_Selected excerpt_
------------------------
What is the National Boating
Infrastructure Grant Program (BIG)?
News
- Proposals for FY2025 funds are due to SCDNR no later than 5:00 PM on 07/01/24
- 2024 South Carolina Boating Infrastructre Grant Workshop
Congress has recognized that insufficient tie-up facilities exist for transient (staying 15 days or less), nontrailerable (26 feet or more in length) recreational boats to provide for reasonable and convenient access to and from our navigable waters. As a result, these boaters are unable to enjoy many recreational, cultural, historic, scenic, and natural resources of the United States. It has also been determined that there is an insufficient quantity of marinas or commercial tie-up facilities along extended stretches of the United States coastlines and rivers that benefit transient, nontrailerable boats. In many parts of the country, the number of places to tie up, moor, or anchor a cruising boat, especially during a storm, is limited. Basic features, such as tie-ups, fuel, utilities, and restrooms, are often nonexistent.
As a result, Congress passed the Sport Fishing and Boating Safety Act of 1998 (16 U.S.C. 777g). Under the Act, the U.S. Fish and Wildlife Service conducts the Boating Infrastructure Grant (BIG) Program. The BIG Program provides funding to States and Territories to construct, renovate, or maintain tie-up facilities and safe harbors for recreational boats 26 feet or more in length. Objectives include enhancing access to recreational, historic, cultural, natural, and scenic resources; strengthen local ties to the boating community and its economic benefits; promote public/private partnerships and entrepreneurial opportunities; provide continuity of public access to the shore; and promote awareness of transient boating opportunities.
The purpose of South Carolina's BIG Program
The BIG Program provides funding through competitive grants for the development and maintenance of boating infrastructure facilities in South Carolina for transient (15 day visit or less), nontrailerable (26 feet or more in length) recreational (operated primarily for pleasure; or leased, rented, or chartered to another for the latter's pleasure ) vessels. This grant program is only available to assist with the transient portion of a facility, but the facility must allow reasonable access to all recreational vessels.
Eligible infrastructure
Examples of eligible infrastructure that may be funded include (see 50 CFR 86.20 for detailed list):
- Mooring buoys (permanently anchored floats designed to tie up eligible recreational vessels)
- Day-docks (tie-up facilities that do not allow overnight use)
- Navigational aids (e.g., Coast Guard approved channel markers, buoys, and directional information)
- Transient slips (slips that boaters with eligible recreational vessels occupy for no more than 10 consecutive days)
------------------------
_Data section_
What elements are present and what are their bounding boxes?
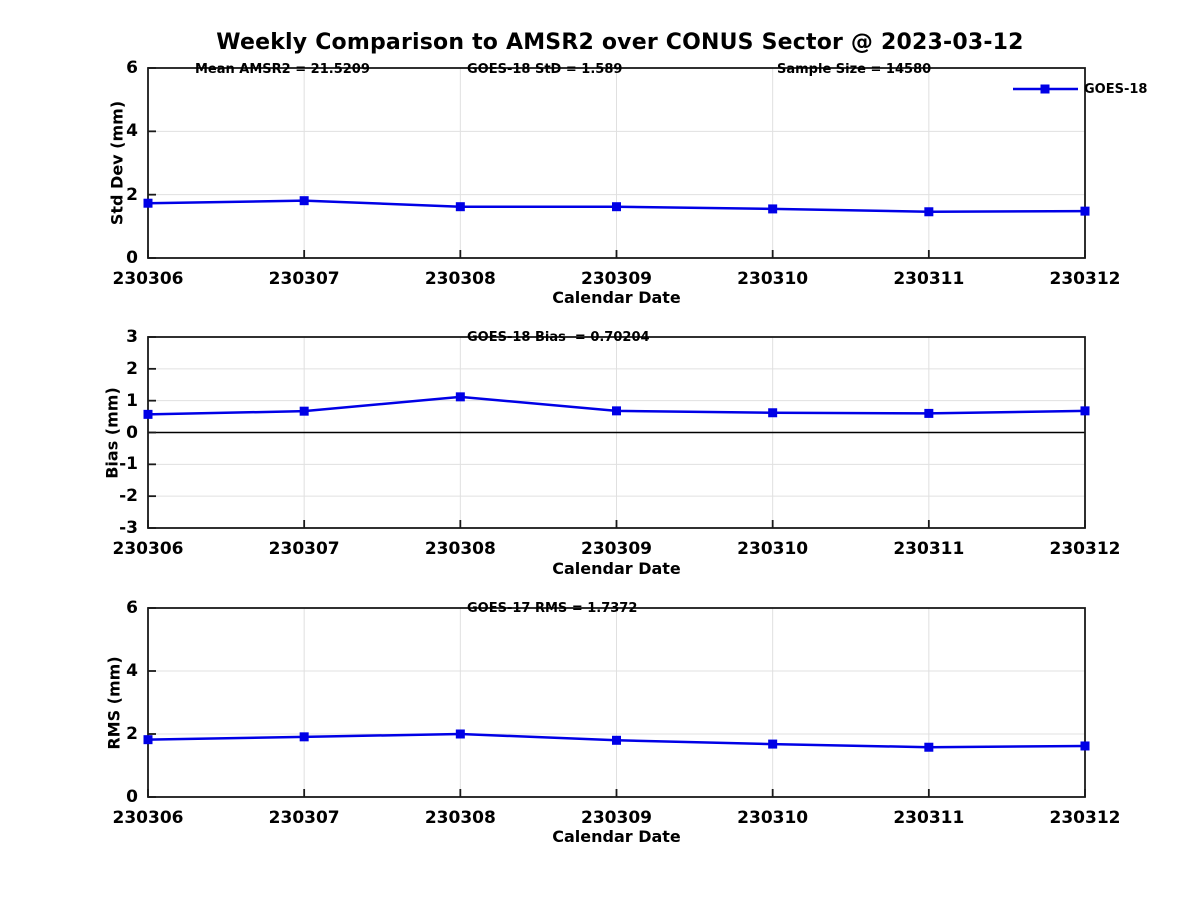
------------------------
_Exercise tasks_
1 - Answer these questions using the Boating Infrastructure Grant page:
(a) What act did Congress pass in 1998?
(b) Which federal agency conducts the BIG Program?
(c) How does the page define day-docks?
2 - Transcribe word for word the part of the Boating Infrastructure Grant page that opens with the words containing "As a result, Congress" and closes with "transient boating opportunities.".
3 - Pick up the Boating Infrastructure Grant page after its last line and continue it.

_Task-by-task outputs_
1 -
(a) The Sport Fishing and Boating Safety Act of 1998 (16 U.S.C. 777g).
(b) The U.S. Fish and Wildlife Service.
(c) Day-docks are tie-up facilities that do not allow overnight use.

2 -
As a result, Congress passed the Sport Fishing and Boating Safety Act of 1998 (16 U.S.C. 777g). Under the Act, the U.S. Fish and Wildlife Service conducts the Boating Infrastructure Grant (BIG) Program. The BIG Program provides funding to States and Territories to construct, renovate, or maintain tie-up facilities and safe harbors for recreational boats 26 feet or more in length. Objectives include enhancing access to recreational, historic, cultural, natural, and scenic resources; strengthen local ties to the boating community and its economic benefits; promote public/private partnerships and entrepreneurial opportunities; provide continuity of public access to the shore; and promote awareness of transient boating opportunities.

3 -
- Safe harbors (facilities protected from waves, wind, tides, ice, currents, etc., that provide a temporary safe anchorage point or harbor of refuge during storms)
- Floating docks and fixed piers
- Floating and fixed breakwaters
- Dinghy docks (floating or fixed platforms that boaters with nontrailerable recreational vessels use for a temporary tie-up of their small boats to reach the shore)
- Restrooms and showers
- Retaining walls
- Bulkheads
- Dockside utilities
- Pumpout stations
- Recycling and trash receptacles
- Dockside electric service
- Dockside water supplies
- Dockside pay telephones
- Debris deflection booms
- Marine fueling stations
- One time dredging (with required permits)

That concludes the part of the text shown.